-- AIM --
Gather all lines with the word "image" in them.

-- begin --

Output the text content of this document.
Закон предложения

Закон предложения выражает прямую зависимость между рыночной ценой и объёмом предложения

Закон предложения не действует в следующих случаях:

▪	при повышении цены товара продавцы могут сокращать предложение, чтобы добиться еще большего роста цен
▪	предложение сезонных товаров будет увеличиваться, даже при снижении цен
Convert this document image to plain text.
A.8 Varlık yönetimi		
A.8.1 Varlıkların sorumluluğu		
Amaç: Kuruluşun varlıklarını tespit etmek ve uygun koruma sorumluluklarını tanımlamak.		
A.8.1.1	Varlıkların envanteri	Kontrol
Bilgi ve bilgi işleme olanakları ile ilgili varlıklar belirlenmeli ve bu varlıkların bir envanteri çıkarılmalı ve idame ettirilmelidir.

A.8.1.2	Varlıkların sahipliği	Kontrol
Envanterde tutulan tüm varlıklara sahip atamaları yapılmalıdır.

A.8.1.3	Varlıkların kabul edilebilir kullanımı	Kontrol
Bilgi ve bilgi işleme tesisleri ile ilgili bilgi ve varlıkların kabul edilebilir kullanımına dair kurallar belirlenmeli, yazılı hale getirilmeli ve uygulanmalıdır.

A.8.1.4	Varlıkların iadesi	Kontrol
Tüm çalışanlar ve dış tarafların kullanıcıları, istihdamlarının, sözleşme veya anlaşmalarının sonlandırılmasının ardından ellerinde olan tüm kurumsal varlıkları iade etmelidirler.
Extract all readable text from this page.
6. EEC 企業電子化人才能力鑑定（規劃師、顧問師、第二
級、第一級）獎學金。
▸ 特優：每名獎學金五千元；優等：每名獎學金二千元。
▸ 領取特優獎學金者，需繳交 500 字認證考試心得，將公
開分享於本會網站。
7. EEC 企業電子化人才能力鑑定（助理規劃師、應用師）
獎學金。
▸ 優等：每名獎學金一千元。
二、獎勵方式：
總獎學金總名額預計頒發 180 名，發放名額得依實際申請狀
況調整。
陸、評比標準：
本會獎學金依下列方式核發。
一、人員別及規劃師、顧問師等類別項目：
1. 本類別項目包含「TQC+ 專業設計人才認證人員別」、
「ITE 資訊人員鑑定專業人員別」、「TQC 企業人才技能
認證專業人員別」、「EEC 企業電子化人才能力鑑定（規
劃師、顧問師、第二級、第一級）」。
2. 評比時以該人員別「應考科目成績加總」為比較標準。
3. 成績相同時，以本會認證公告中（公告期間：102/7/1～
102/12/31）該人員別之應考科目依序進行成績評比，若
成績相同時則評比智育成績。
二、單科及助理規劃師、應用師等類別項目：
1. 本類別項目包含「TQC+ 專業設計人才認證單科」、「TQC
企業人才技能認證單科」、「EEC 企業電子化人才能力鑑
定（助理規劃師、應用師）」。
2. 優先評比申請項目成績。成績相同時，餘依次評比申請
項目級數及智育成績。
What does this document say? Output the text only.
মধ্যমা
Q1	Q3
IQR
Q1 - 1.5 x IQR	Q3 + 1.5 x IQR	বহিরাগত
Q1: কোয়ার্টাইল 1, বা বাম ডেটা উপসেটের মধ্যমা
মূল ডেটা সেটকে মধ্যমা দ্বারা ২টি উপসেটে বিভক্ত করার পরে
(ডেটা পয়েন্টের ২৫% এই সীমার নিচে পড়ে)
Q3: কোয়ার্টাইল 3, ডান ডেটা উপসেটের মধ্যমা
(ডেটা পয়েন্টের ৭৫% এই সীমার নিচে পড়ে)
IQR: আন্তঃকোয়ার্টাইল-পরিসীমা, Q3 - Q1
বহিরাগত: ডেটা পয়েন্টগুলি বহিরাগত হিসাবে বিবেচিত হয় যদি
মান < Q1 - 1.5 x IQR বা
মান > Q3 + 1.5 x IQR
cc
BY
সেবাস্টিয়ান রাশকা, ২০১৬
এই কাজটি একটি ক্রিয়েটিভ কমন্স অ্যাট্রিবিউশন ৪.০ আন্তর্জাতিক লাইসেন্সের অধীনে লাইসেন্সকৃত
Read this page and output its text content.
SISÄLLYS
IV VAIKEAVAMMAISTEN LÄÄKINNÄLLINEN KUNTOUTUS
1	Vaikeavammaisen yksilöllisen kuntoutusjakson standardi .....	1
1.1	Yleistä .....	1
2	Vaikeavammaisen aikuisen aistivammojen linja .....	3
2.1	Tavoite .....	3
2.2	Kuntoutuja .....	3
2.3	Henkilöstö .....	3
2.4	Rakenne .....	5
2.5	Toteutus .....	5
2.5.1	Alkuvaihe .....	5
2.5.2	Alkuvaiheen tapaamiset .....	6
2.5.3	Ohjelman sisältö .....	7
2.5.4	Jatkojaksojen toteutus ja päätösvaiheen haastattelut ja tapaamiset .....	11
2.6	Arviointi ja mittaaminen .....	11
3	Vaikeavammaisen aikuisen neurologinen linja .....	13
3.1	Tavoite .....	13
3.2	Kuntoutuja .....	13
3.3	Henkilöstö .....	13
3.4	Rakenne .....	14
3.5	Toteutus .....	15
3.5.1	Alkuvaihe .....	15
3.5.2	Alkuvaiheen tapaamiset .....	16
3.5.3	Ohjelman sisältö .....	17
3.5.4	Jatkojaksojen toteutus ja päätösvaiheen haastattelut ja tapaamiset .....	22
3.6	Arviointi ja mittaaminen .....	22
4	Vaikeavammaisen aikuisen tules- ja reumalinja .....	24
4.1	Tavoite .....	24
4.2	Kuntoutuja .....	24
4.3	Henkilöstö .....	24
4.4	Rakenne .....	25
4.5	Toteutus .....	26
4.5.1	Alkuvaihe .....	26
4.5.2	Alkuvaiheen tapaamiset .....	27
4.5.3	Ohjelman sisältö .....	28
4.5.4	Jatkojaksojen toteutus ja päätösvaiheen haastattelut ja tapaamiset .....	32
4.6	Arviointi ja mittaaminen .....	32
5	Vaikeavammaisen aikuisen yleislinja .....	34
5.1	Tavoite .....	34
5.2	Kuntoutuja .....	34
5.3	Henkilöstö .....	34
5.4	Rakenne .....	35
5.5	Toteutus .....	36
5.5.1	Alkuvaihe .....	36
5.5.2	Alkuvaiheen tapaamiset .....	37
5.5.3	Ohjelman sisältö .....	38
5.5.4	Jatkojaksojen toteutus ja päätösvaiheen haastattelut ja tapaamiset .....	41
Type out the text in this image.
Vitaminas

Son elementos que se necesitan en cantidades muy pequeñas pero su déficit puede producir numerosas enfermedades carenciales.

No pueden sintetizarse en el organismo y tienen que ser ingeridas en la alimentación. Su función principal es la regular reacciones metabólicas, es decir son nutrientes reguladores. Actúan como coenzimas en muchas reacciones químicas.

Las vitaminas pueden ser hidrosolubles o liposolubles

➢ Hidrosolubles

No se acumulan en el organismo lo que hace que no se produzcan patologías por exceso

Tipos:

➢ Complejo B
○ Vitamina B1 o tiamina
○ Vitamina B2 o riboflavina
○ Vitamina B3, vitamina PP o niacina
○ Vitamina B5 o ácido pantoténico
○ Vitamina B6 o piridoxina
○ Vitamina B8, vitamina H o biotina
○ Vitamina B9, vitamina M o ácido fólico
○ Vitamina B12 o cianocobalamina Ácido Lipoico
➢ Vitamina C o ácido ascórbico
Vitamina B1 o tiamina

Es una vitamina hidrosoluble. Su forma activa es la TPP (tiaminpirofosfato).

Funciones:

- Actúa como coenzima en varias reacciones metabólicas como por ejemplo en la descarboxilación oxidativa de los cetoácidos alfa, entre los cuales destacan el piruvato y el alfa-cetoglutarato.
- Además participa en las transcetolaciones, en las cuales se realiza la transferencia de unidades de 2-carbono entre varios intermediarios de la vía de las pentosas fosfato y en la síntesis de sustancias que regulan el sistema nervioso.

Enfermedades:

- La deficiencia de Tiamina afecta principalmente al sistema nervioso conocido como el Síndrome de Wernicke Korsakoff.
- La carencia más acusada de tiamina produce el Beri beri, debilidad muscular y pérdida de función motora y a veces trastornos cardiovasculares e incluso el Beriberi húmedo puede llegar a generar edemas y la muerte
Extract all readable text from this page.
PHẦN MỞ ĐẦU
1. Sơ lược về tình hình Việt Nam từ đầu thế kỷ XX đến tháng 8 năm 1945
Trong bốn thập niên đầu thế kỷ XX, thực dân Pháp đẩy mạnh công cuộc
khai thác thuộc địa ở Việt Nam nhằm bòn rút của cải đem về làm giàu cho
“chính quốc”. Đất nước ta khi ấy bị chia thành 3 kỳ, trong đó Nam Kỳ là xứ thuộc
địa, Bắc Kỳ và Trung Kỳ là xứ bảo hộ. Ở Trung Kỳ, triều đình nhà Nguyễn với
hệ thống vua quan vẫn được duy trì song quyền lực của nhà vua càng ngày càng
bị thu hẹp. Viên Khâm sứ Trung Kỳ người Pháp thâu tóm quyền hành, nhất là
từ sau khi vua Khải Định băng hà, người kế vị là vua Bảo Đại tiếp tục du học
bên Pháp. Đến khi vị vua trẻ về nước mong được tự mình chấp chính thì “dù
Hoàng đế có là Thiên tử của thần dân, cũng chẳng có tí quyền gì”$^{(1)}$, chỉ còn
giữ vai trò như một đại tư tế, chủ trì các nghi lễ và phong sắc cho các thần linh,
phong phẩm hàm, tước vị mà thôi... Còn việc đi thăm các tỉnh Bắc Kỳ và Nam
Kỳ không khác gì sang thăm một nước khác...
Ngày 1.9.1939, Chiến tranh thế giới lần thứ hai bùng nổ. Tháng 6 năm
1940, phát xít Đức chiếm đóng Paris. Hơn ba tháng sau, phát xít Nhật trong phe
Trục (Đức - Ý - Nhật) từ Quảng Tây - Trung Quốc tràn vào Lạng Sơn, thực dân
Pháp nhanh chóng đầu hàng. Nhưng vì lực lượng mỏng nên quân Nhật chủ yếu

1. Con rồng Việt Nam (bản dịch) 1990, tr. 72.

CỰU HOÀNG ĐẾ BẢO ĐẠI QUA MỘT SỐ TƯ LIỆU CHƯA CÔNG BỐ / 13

-- end --

-- COMPLETE RESPONSE --
Convert this document image to plain text.
Type out the text in this image.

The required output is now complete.